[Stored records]
——————————

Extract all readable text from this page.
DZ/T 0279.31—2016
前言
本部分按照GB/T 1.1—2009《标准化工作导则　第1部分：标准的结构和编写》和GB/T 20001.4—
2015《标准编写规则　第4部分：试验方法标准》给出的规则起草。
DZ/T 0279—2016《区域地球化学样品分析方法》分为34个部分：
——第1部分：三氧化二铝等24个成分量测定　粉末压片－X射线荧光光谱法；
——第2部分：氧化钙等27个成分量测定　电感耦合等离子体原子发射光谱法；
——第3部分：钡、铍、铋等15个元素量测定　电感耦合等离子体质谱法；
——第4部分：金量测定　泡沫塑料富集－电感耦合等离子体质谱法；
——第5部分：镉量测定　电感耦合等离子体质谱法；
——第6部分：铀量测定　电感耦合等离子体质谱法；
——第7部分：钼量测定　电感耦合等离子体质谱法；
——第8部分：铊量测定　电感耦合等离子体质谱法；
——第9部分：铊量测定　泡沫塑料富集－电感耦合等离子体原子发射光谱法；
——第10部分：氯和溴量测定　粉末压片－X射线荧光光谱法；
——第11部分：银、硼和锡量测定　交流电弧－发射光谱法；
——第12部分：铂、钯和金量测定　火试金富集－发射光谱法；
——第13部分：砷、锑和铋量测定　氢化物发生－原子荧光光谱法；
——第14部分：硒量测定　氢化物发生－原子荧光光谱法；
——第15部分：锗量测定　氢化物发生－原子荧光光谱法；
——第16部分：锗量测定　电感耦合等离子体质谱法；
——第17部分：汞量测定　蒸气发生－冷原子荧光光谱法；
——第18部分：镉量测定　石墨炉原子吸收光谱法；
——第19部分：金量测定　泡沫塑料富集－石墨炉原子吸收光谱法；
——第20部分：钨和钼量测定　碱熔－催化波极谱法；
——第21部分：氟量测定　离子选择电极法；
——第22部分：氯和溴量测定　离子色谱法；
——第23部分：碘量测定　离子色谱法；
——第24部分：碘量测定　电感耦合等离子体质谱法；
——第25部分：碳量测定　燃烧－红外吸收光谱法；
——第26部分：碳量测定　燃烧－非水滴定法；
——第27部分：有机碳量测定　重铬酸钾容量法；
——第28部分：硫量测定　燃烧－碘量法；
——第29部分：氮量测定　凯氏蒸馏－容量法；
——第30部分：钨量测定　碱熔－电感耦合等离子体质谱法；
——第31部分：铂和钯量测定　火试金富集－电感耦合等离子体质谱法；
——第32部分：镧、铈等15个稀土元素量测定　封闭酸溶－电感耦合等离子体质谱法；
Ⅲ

——————————

Aim of the task
Repeat every entry word for word.

Correct result
Extract all readable text from this page.
DZ/T 0279.31—2016
前言
本部分按照GB/T 1.1—2009《标准化工作导则　第1部分：标准的结构和编写》和GB/T 20001.4—
2015《标准编写规则　第4部分：试验方法标准》给出的规则起草。
DZ/T 0279—2016《区域地球化学样品分析方法》分为34个部分：
——第1部分：三氧化二铝等24个成分量测定　粉末压片－X射线荧光光谱法；
——第2部分：氧化钙等27个成分量测定　电感耦合等离子体原子发射光谱法；
——第3部分：钡、铍、铋等15个元素量测定　电感耦合等离子体质谱法；
——第4部分：金量测定　泡沫塑料富集－电感耦合等离子体质谱法；
——第5部分：镉量测定　电感耦合等离子体质谱法；
——第6部分：铀量测定　电感耦合等离子体质谱法；
——第7部分：钼量测定　电感耦合等离子体质谱法；
——第8部分：铊量测定　电感耦合等离子体质谱法；
——第9部分：铊量测定　泡沫塑料富集－电感耦合等离子体原子发射光谱法；
——第10部分：氯和溴量测定　粉末压片－X射线荧光光谱法；
——第11部分：银、硼和锡量测定　交流电弧－发射光谱法；
——第12部分：铂、钯和金量测定　火试金富集－发射光谱法；
——第13部分：砷、锑和铋量测定　氢化物发生－原子荧光光谱法；
——第14部分：硒量测定　氢化物发生－原子荧光光谱法；
——第15部分：锗量测定　氢化物发生－原子荧光光谱法；
——第16部分：锗量测定　电感耦合等离子体质谱法；
——第17部分：汞量测定　蒸气发生－冷原子荧光光谱法；
——第18部分：镉量测定　石墨炉原子吸收光谱法；
——第19部分：金量测定　泡沫塑料富集－石墨炉原子吸收光谱法；
——第20部分：钨和钼量测定　碱熔－催化波极谱法；
——第21部分：氟量测定　离子选择电极法；
——第22部分：氯和溴量测定　离子色谱法；
——第23部分：碘量测定　离子色谱法；
——第24部分：碘量测定　电感耦合等离子体质谱法；
——第25部分：碳量测定　燃烧－红外吸收光谱法；
——第26部分：碳量测定　燃烧－非水滴定法；
——第27部分：有机碳量测定　重铬酸钾容量法；
——第28部分：硫量测定　燃烧－碘量法；
——第29部分：氮量测定　凯氏蒸馏－容量法；
——第30部分：钨量测定　碱熔－电感耦合等离子体质谱法；
——第31部分：铂和钯量测定　火试金富集－电感耦合等离子体质谱法；
——第32部分：镧、铈等15个稀土元素量测定　封闭酸溶－电感耦合等离子体质谱法；
Ⅲ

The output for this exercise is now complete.